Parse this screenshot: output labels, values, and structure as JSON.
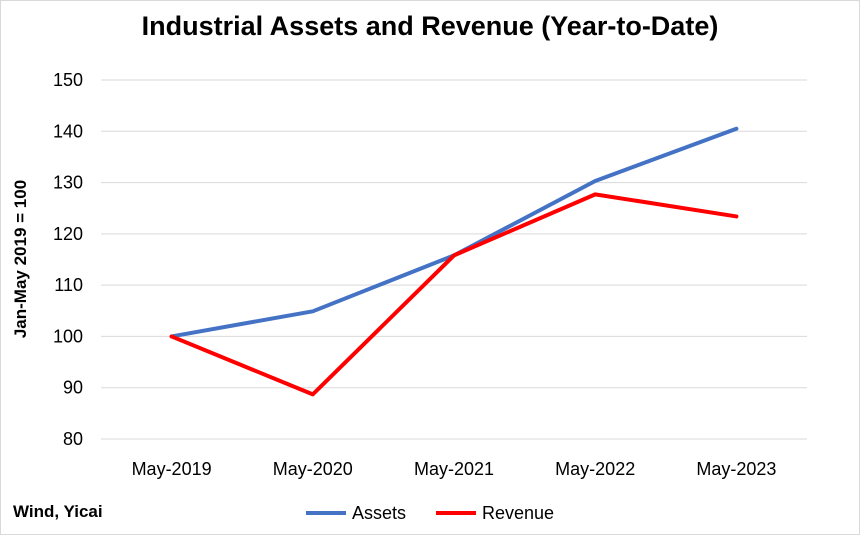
{
  "chart_data": {
    "type": "line",
    "title": "Industrial Assets and Revenue (Year-to-Date)",
    "xlabel": "",
    "ylabel": "Jan-May 2019 = 100",
    "categories": [
      "May-2019",
      "May-2020",
      "May-2021",
      "May-2022",
      "May-2023"
    ],
    "ylim": [
      80,
      150
    ],
    "yticks": [
      80,
      90,
      100,
      110,
      120,
      130,
      140,
      150
    ],
    "grid": true,
    "legend_position": "bottom",
    "series": [
      {
        "name": "Assets",
        "color": "#4472c4",
        "values": [
          100,
          104.9,
          115.8,
          130.3,
          140.5
        ]
      },
      {
        "name": "Revenue",
        "color": "#ff0000",
        "values": [
          100,
          88.7,
          115.8,
          127.7,
          123.4
        ]
      }
    ]
  },
  "source": "Wind, Yicai"
}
***
**WHAT YOU SHOULD DO**. Copy the data exactly. Any picture it contains is to be omitted.

**FULL RESPONSE**.
Parse this screenshot: output labels, values, and structure as JSON.
{
  "chart_data": {
    "type": "line",
    "title": "Industrial Assets and Revenue (Year-to-Date)",
    "xlabel": "",
    "ylabel": "Jan-May 2019 = 100",
    "categories": [
      "May-2019",
      "May-2020",
      "May-2021",
      "May-2022",
      "May-2023"
    ],
    "ylim": [
      80,
      150
    ],
    "yticks": [
      80,
      90,
      100,
      110,
      120,
      130,
      140,
      150
    ],
    "grid": true,
    "legend_position": "bottom",
    "series": [
      {
        "name": "Assets",
        "color": "#4472c4",
        "values": [
          100,
          104.9,
          115.8,
          130.3,
          140.5
        ]
      },
      {
        "name": "Revenue",
        "color": "#ff0000",
        "values": [
          100,
          88.7,
          115.8,
          127.7,
          123.4
        ]
      }
    ]
  },
  "source": "Wind, Yicai"
}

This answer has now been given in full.